● **TASK INSTRUCTIONS**
Among the lines of these entries, how many hold the word "refunded"? State only the number.

-- DATA EXCERPTS start --

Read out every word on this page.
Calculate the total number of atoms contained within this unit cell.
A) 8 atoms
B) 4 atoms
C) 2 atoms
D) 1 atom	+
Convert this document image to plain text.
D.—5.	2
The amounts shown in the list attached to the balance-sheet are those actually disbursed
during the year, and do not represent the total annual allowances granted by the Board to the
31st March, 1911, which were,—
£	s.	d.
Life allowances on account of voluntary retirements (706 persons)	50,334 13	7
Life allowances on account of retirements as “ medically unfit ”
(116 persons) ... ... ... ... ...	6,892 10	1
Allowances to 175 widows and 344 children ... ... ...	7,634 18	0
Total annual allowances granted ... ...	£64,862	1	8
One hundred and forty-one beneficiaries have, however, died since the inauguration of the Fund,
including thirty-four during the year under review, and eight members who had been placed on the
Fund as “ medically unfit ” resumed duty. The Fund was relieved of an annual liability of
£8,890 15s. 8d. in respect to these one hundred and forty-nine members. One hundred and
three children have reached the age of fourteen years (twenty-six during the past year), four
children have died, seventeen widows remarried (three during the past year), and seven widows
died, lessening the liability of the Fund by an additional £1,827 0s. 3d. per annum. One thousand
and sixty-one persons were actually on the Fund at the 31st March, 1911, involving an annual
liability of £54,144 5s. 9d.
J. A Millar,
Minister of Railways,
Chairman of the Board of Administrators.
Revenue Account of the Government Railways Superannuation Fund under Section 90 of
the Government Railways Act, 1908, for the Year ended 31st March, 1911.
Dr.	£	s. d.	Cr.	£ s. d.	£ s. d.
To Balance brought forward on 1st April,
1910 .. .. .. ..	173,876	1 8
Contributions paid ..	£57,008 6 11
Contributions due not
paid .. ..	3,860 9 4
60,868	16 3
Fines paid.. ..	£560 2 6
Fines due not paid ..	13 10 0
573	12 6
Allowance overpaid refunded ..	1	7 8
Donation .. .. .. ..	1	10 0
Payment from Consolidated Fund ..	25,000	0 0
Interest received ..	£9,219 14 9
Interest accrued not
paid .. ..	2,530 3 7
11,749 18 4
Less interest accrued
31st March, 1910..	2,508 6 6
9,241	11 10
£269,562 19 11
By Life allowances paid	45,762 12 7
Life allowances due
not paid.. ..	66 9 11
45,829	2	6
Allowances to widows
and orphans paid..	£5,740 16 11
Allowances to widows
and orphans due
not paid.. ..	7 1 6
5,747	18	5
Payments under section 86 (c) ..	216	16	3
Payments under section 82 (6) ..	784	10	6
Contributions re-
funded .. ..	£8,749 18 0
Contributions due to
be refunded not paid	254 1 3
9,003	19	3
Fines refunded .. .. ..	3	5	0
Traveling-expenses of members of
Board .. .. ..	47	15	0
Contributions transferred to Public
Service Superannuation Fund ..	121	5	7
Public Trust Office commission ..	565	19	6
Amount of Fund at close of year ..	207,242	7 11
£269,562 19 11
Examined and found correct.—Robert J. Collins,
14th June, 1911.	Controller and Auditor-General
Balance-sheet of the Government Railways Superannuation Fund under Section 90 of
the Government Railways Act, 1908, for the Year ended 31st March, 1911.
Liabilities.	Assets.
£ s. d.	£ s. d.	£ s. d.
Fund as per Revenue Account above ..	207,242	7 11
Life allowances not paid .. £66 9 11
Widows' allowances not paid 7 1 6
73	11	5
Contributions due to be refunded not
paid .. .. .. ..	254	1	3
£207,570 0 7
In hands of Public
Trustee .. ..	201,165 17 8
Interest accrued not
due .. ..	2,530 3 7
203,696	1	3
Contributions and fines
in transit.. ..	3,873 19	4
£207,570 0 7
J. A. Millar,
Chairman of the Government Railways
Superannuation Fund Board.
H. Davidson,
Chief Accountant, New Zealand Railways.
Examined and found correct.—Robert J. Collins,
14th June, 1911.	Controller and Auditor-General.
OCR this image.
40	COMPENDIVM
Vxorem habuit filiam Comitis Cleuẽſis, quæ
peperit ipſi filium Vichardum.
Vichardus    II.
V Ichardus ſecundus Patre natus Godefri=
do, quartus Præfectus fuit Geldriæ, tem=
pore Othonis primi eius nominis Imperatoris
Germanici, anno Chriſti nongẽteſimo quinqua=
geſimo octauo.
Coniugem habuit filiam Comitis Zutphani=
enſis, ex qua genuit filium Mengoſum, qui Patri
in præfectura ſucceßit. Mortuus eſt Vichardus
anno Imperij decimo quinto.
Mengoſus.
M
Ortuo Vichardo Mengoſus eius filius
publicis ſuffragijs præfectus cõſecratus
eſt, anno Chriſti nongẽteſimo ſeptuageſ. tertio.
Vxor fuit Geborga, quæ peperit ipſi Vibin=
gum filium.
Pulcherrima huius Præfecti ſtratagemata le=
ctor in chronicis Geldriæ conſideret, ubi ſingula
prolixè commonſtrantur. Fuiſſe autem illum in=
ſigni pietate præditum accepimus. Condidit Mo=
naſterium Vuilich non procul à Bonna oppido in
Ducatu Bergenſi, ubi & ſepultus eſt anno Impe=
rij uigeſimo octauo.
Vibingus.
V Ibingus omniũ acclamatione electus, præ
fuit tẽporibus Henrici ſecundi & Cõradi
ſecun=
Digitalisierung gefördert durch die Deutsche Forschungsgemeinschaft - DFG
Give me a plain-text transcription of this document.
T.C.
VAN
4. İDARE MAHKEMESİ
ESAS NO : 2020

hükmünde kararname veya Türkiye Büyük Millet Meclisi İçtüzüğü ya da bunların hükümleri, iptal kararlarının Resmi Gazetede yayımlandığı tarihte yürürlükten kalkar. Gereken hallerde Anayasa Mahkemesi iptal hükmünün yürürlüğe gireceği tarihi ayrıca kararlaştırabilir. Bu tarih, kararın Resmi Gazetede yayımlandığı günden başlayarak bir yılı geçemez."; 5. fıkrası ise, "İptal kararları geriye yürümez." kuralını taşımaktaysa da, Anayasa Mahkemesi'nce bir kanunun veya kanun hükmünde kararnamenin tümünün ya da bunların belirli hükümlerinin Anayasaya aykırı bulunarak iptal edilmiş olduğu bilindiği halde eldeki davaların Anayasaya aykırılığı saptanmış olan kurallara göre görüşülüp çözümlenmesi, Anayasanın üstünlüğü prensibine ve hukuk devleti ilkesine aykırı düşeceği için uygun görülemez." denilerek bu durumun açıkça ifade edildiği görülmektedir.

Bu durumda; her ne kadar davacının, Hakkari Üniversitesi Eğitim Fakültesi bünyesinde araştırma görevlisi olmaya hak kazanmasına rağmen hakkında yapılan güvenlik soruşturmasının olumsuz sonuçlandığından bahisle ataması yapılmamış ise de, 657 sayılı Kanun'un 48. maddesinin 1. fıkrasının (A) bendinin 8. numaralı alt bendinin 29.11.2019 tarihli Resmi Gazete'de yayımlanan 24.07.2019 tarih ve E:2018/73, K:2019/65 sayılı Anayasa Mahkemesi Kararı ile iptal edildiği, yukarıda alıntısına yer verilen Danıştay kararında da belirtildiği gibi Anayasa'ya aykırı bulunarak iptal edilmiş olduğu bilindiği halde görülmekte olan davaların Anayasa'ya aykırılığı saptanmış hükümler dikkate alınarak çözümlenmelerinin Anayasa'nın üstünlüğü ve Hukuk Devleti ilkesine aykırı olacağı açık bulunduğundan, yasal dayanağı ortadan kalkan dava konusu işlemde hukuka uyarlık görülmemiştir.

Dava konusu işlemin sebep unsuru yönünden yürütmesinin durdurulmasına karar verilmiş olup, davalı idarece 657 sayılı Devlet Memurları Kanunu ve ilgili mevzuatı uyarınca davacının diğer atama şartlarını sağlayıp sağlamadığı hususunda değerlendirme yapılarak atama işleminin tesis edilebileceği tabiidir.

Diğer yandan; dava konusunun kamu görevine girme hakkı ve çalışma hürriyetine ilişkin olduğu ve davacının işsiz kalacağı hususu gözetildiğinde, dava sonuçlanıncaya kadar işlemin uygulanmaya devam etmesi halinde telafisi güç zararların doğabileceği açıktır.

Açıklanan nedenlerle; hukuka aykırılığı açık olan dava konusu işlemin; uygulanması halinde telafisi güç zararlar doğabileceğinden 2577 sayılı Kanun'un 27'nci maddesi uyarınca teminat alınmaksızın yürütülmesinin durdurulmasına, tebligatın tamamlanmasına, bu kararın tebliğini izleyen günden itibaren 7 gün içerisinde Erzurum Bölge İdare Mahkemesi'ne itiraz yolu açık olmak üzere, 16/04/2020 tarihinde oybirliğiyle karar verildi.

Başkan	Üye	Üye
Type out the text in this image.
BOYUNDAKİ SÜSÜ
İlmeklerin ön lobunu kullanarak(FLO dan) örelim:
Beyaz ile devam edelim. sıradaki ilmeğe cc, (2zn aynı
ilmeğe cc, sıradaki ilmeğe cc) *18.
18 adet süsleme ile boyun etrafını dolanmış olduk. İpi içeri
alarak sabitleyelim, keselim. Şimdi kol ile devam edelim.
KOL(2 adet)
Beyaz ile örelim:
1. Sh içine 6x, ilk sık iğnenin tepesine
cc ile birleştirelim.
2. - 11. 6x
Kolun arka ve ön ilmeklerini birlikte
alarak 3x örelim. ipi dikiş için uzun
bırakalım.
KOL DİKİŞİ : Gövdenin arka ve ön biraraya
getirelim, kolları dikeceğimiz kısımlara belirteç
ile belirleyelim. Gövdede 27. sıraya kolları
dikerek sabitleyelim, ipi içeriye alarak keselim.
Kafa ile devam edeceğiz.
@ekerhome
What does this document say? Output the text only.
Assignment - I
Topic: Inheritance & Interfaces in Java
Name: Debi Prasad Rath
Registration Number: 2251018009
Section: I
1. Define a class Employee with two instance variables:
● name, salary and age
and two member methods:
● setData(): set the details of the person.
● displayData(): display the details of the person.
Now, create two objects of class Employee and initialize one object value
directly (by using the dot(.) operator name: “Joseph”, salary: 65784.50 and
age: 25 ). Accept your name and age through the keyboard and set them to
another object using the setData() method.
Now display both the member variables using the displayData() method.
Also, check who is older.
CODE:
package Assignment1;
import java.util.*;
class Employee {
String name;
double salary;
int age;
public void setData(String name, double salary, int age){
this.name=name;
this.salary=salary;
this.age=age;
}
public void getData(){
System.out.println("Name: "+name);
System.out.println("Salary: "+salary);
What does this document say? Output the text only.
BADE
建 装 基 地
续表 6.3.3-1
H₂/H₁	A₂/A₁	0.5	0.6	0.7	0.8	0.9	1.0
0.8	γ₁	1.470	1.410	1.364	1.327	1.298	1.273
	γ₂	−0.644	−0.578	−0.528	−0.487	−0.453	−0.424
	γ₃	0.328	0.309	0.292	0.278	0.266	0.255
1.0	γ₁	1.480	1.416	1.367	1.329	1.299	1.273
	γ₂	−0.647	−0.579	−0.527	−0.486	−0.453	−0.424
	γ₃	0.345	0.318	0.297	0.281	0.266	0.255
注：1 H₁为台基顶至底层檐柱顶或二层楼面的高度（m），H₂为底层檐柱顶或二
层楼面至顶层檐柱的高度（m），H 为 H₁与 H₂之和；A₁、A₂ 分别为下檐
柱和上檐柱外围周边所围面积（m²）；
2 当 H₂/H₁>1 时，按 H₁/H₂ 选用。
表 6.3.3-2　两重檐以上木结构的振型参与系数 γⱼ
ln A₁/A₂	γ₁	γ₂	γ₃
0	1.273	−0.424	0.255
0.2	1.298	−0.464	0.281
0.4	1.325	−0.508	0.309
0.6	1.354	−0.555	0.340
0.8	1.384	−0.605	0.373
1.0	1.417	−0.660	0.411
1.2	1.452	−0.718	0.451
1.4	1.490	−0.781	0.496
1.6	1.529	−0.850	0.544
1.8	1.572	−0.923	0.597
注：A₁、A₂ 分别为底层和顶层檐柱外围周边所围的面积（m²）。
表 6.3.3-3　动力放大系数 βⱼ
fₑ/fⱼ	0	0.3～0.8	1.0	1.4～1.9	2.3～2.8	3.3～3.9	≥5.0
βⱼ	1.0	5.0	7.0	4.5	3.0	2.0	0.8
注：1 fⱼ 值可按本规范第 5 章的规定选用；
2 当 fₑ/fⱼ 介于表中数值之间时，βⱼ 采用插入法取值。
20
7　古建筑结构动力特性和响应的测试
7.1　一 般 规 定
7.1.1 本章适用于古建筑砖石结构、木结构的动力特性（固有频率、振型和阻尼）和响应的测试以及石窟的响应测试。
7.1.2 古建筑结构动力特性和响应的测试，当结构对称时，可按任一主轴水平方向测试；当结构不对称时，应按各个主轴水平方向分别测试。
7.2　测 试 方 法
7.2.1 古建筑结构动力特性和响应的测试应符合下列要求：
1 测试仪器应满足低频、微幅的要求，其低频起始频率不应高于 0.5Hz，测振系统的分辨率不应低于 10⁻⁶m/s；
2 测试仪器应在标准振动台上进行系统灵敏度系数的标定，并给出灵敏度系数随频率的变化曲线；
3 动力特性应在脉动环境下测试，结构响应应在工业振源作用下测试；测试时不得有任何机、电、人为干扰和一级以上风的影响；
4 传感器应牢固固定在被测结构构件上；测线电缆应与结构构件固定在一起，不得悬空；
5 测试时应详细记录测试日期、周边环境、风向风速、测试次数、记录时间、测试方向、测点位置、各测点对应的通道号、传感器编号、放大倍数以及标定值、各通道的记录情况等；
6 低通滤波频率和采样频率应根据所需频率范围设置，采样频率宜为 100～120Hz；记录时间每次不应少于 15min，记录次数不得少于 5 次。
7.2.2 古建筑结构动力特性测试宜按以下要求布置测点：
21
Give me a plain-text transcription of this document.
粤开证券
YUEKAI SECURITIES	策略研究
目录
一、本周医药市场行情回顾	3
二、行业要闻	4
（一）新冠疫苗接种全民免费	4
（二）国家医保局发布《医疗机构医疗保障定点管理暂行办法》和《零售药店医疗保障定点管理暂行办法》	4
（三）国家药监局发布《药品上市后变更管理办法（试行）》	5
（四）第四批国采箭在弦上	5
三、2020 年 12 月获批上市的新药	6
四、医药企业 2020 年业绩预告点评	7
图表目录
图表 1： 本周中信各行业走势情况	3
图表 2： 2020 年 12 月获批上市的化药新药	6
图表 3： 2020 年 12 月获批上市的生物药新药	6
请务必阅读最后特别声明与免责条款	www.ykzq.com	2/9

-- DATA EXCERPTS end --

● **FINAL ANSWER**
4